Exercise objective: Only the number is wanted: count the lines that include the word "Akta".

Data supplied:
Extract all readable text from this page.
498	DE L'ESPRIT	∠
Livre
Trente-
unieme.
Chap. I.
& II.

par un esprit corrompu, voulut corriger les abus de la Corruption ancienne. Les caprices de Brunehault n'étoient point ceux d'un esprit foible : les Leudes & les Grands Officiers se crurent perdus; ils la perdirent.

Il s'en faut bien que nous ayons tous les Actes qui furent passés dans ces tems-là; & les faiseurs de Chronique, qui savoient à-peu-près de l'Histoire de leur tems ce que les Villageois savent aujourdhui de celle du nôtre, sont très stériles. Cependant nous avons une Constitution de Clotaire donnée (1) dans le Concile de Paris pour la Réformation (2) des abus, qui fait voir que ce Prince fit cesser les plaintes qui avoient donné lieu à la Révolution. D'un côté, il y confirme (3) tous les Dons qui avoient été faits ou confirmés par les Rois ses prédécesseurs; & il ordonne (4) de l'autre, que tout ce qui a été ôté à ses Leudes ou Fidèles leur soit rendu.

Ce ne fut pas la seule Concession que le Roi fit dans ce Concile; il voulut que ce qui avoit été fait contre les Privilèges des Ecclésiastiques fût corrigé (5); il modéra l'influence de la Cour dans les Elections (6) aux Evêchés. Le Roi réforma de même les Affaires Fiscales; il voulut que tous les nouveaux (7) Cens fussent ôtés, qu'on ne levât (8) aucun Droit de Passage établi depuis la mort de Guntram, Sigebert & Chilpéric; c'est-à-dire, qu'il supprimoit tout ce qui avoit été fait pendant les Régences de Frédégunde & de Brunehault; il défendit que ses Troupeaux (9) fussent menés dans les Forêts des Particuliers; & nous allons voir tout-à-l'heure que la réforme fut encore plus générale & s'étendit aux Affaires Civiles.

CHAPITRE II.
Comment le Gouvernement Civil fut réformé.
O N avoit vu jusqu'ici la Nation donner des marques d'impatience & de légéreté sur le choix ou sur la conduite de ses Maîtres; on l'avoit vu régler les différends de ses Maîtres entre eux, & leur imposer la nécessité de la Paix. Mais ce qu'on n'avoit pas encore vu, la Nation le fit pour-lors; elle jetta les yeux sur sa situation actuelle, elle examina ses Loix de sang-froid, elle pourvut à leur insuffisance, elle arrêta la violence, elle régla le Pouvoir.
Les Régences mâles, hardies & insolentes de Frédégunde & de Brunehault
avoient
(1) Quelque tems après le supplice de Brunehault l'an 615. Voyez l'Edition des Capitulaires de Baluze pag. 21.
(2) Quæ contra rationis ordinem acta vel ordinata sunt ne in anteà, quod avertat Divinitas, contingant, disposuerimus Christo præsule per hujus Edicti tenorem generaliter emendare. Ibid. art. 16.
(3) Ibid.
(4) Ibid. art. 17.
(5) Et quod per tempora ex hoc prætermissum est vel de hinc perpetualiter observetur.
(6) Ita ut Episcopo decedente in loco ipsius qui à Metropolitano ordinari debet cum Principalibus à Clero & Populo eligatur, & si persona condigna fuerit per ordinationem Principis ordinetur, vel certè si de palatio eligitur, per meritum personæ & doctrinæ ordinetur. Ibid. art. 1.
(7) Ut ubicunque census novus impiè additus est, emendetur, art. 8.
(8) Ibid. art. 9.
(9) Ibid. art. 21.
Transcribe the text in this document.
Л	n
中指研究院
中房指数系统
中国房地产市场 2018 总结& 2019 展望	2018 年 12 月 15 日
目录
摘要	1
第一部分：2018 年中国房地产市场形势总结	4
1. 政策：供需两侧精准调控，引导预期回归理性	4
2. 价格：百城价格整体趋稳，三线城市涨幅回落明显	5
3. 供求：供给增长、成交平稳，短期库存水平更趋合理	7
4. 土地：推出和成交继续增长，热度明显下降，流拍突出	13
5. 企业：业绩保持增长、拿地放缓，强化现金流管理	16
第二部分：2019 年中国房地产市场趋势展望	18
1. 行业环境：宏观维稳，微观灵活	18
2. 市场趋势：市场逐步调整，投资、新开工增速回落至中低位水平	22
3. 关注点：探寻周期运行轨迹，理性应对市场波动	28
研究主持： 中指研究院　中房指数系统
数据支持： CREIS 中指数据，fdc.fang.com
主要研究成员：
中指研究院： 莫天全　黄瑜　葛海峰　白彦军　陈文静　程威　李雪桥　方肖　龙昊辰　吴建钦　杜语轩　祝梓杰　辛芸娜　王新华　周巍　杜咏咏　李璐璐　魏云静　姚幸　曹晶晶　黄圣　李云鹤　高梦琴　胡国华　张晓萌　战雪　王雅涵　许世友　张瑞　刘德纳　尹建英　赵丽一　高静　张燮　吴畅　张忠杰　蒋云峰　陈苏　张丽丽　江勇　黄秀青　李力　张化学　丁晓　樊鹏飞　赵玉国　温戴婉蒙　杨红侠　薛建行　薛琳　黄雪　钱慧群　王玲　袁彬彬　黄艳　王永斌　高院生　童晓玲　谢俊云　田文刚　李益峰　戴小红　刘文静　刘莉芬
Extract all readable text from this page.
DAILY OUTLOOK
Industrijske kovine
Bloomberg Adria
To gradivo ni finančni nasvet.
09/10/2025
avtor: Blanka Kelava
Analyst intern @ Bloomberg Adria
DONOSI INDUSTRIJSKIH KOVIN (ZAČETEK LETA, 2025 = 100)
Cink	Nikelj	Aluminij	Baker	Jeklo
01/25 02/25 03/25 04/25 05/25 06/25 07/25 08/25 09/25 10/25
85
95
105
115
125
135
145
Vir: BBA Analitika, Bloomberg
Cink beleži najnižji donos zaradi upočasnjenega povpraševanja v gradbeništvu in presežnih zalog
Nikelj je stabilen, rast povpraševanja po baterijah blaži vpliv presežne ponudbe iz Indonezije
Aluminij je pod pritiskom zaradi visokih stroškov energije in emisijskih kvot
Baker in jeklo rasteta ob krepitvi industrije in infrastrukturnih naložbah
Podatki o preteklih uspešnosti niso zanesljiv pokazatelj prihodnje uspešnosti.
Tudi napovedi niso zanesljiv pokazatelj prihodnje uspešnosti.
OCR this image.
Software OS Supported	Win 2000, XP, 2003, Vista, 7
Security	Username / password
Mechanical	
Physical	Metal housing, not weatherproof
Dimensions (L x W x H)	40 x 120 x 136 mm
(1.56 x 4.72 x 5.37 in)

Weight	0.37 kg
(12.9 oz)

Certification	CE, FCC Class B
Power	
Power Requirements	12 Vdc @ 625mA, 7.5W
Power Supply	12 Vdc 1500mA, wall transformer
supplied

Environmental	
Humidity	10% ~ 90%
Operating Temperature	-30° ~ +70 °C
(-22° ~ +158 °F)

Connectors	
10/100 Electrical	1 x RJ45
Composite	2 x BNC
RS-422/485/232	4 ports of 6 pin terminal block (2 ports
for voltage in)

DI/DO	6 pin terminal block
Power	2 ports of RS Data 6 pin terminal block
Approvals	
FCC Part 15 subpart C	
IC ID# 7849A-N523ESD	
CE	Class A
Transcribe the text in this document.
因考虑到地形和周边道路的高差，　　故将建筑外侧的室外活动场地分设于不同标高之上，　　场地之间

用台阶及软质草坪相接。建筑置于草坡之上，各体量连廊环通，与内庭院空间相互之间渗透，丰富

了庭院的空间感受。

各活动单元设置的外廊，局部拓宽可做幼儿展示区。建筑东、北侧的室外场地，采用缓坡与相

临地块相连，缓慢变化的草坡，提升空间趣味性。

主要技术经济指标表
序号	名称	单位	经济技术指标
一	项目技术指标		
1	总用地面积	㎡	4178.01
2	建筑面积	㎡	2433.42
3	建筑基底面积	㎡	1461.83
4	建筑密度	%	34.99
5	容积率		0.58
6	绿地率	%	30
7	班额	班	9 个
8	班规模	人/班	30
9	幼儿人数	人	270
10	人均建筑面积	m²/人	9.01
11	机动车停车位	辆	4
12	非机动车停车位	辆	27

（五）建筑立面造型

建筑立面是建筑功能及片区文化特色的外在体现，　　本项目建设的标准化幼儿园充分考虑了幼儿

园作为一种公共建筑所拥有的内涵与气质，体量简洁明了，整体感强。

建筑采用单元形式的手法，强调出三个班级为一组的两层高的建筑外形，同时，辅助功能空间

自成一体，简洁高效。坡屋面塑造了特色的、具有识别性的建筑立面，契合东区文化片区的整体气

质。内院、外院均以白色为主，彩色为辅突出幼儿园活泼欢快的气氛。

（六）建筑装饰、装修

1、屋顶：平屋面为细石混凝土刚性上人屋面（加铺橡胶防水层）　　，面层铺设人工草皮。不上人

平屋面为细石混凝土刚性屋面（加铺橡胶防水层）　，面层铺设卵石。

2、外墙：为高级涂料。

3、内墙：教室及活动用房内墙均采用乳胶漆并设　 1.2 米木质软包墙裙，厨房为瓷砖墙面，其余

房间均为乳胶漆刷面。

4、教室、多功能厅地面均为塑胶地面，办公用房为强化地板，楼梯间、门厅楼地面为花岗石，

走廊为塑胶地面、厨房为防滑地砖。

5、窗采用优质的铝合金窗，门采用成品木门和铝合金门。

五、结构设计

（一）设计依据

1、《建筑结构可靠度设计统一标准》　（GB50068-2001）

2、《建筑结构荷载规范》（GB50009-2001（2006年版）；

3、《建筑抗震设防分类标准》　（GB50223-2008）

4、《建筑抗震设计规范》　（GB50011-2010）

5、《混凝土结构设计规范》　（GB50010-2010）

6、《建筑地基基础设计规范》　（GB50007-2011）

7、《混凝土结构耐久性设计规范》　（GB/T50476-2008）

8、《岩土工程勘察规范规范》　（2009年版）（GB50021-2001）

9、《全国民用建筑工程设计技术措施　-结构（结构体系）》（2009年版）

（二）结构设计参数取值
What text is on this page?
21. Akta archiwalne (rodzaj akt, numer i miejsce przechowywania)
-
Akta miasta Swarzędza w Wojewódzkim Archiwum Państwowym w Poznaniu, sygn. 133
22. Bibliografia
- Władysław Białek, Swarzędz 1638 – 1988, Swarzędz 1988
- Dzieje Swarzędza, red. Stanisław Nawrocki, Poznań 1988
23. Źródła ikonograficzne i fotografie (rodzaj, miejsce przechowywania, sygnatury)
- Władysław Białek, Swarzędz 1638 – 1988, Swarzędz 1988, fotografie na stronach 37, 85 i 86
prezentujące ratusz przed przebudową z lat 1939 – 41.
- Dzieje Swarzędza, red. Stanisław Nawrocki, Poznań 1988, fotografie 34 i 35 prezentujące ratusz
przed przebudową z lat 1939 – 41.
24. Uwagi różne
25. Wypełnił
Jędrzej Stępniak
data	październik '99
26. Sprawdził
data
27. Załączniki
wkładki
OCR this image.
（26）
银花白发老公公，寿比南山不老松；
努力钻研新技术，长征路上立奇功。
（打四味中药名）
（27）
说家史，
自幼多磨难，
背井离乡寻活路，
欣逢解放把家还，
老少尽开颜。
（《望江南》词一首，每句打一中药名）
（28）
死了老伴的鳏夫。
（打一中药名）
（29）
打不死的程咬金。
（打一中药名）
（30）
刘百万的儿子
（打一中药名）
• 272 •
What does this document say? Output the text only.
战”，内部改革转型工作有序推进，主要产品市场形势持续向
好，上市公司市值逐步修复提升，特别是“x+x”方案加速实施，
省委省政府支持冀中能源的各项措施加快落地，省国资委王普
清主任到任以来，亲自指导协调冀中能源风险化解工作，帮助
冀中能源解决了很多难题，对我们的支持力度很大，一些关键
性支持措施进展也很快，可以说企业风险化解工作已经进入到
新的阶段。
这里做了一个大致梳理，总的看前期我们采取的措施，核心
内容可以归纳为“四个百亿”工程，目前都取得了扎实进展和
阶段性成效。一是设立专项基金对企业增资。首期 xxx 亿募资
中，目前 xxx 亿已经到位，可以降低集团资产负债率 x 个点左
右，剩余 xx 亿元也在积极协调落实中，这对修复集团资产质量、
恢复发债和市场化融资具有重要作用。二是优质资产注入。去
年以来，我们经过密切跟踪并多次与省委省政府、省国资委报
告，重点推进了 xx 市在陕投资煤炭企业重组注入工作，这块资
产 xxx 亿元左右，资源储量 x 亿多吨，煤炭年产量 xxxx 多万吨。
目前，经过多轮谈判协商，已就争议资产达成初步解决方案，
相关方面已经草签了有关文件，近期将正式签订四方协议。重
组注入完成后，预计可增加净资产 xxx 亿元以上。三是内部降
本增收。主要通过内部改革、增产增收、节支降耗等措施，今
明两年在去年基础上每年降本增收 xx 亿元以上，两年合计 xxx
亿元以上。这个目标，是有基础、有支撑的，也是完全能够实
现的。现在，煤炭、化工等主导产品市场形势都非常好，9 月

Reply to the exercise: 2